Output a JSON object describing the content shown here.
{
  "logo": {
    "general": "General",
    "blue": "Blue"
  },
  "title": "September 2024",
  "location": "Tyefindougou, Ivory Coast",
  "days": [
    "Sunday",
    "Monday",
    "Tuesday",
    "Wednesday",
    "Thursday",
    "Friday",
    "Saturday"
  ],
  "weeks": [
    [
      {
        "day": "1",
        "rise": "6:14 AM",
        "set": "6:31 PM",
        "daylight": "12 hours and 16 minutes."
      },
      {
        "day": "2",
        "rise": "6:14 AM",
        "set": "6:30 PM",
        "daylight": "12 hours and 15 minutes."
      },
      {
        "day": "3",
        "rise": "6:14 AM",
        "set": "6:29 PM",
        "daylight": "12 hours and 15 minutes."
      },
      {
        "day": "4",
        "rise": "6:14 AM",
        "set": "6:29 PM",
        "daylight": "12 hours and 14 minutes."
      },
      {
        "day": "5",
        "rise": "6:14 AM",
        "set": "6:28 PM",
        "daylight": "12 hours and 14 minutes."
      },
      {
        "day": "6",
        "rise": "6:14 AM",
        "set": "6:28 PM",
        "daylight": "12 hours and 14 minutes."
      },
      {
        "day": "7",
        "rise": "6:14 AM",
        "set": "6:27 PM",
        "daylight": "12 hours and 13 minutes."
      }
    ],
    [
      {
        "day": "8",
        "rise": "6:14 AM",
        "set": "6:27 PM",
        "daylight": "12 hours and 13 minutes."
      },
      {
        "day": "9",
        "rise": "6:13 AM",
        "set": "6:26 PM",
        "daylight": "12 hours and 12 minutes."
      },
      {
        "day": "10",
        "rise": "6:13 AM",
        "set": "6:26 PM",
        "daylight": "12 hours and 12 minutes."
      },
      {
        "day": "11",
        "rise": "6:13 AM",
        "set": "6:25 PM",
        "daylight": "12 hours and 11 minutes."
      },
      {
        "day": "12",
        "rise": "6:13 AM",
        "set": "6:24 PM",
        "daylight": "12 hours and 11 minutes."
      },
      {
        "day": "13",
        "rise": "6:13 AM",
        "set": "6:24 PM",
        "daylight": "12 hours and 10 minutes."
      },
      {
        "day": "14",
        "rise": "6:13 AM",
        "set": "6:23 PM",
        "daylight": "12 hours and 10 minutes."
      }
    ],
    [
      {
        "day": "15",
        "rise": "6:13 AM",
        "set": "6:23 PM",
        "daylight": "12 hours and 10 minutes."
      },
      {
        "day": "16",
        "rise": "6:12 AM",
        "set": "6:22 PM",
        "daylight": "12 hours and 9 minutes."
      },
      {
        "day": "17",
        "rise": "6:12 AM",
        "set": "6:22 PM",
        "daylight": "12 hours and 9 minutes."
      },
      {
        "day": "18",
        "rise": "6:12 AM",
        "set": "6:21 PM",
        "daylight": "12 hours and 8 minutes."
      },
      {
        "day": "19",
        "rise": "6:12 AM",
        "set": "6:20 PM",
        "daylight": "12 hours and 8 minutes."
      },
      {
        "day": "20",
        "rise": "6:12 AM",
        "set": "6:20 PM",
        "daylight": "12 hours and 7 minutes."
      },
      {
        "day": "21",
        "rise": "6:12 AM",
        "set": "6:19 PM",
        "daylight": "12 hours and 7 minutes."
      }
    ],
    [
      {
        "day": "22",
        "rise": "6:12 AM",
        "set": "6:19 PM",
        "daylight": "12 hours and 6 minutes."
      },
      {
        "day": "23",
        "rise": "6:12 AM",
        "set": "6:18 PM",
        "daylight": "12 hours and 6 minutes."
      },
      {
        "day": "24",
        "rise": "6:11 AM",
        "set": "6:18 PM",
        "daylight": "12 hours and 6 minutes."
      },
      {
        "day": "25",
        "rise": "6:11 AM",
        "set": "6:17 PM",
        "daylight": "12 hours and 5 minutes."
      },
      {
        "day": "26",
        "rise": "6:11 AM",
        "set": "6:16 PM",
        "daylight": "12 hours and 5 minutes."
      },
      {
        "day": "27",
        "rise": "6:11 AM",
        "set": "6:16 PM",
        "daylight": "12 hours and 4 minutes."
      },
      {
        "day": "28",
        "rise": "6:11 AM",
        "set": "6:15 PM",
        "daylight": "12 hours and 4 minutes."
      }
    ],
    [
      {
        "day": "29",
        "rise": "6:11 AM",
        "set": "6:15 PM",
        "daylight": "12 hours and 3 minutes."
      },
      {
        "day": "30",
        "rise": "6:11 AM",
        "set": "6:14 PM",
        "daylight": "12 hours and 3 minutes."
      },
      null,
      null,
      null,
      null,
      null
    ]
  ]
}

● ● ● ● ●

### Short task
Repeat the data verbatim.

### Solution
Output a JSON object describing the content shown here.
{
  "logo": {
    "general": "General",
    "blue": "Blue"
  },
  "title": "September 2024",
  "location": "Tyefindougou, Ivory Coast",
  "days": [
    "Sunday",
    "Monday",
    "Tuesday",
    "Wednesday",
    "Thursday",
    "Friday",
    "Saturday"
  ],
  "weeks": [
    [
      {
        "day": "1",
        "rise": "6:14 AM",
        "set": "6:31 PM",
        "daylight": "12 hours and 16 minutes."
      },
      {
        "day": "2",
        "rise": "6:14 AM",
        "set": "6:30 PM",
        "daylight": "12 hours and 15 minutes."
      },
      {
        "day": "3",
        "rise": "6:14 AM",
        "set": "6:29 PM",
        "daylight": "12 hours and 15 minutes."
      },
      {
        "day": "4",
        "rise": "6:14 AM",
        "set": "6:29 PM",
        "daylight": "12 hours and 14 minutes."
      },
      {
        "day": "5",
        "rise": "6:14 AM",
        "set": "6:28 PM",
        "daylight": "12 hours and 14 minutes."
      },
      {
        "day": "6",
        "rise": "6:14 AM",
        "set": "6:28 PM",
        "daylight": "12 hours and 14 minutes."
      },
      {
        "day": "7",
        "rise": "6:14 AM",
        "set": "6:27 PM",
        "daylight": "12 hours and 13 minutes."
      }
    ],
    [
      {
        "day": "8",
        "rise": "6:14 AM",
        "set": "6:27 PM",
        "daylight": "12 hours and 13 minutes."
      },
      {
        "day": "9",
        "rise": "6:13 AM",
        "set": "6:26 PM",
        "daylight": "12 hours and 12 minutes."
      },
      {
        "day": "10",
        "rise": "6:13 AM",
        "set": "6:26 PM",
        "daylight": "12 hours and 12 minutes."
      },
      {
        "day": "11",
        "rise": "6:13 AM",
        "set": "6:25 PM",
        "daylight": "12 hours and 11 minutes."
      },
      {
        "day": "12",
        "rise": "6:13 AM",
        "set": "6:24 PM",
        "daylight": "12 hours and 11 minutes."
      },
      {
        "day": "13",
        "rise": "6:13 AM",
        "set": "6:24 PM",
        "daylight": "12 hours and 10 minutes."
      },
      {
        "day": "14",
        "rise": "6:13 AM",
        "set": "6:23 PM",
        "daylight": "12 hours and 10 minutes."
      }
    ],
    [
      {
        "day": "15",
        "rise": "6:13 AM",
        "set": "6:23 PM",
        "daylight": "12 hours and 10 minutes."
      },
      {
        "day": "16",
        "rise": "6:12 AM",
        "set": "6:22 PM",
        "daylight": "12 hours and 9 minutes."
      },
      {
        "day": "17",
        "rise": "6:12 AM",
        "set": "6:22 PM",
        "daylight": "12 hours and 9 minutes."
      },
      {
        "day": "18",
        "rise": "6:12 AM",
        "set": "6:21 PM",
        "daylight": "12 hours and 8 minutes."
      },
      {
        "day": "19",
        "rise": "6:12 AM",
        "set": "6:20 PM",
        "daylight": "12 hours and 8 minutes."
      },
      {
        "day": "20",
        "rise": "6:12 AM",
        "set": "6:20 PM",
        "daylight": "12 hours and 7 minutes."
      },
      {
        "day": "21",
        "rise": "6:12 AM",
        "set": "6:19 PM",
        "daylight": "12 hours and 7 minutes."
      }
    ],
    [
      {
        "day": "22",
        "rise": "6:12 AM",
        "set": "6:19 PM",
        "daylight": "12 hours and 6 minutes."
      },
      {
        "day": "23",
        "rise": "6:12 AM",
        "set": "6:18 PM",
        "daylight": "12 hours and 6 minutes."
      },
      {
        "day": "24",
        "rise": "6:11 AM",
        "set": "6:18 PM",
        "daylight": "12 hours and 6 minutes."
      },
      {
        "day": "25",
        "rise": "6:11 AM",
        "set": "6:17 PM",
        "daylight": "12 hours and 5 minutes."
      },
      {
        "day": "26",
        "rise": "6:11 AM",
        "set": "6:16 PM",
        "daylight": "12 hours and 5 minutes."
      },
      {
        "day": "27",
        "rise": "6:11 AM",
        "set": "6:16 PM",
        "daylight": "12 hours and 4 minutes."
      },
      {
        "day": "28",
        "rise": "6:11 AM",
        "set": "6:15 PM",
        "daylight": "12 hours and 4 minutes."
      }
    ],
    [
      {
        "day": "29",
        "rise": "6:11 AM",
        "set": "6:15 PM",
        "daylight": "12 hours and 3 minutes."
      },
      {
        "day": "30",
        "rise": "6:11 AM",
        "set": "6:14 PM",
        "daylight": "12 hours and 3 minutes."
      },
      null,
      null,
      null,
      null,
      null
    ]
  ]
}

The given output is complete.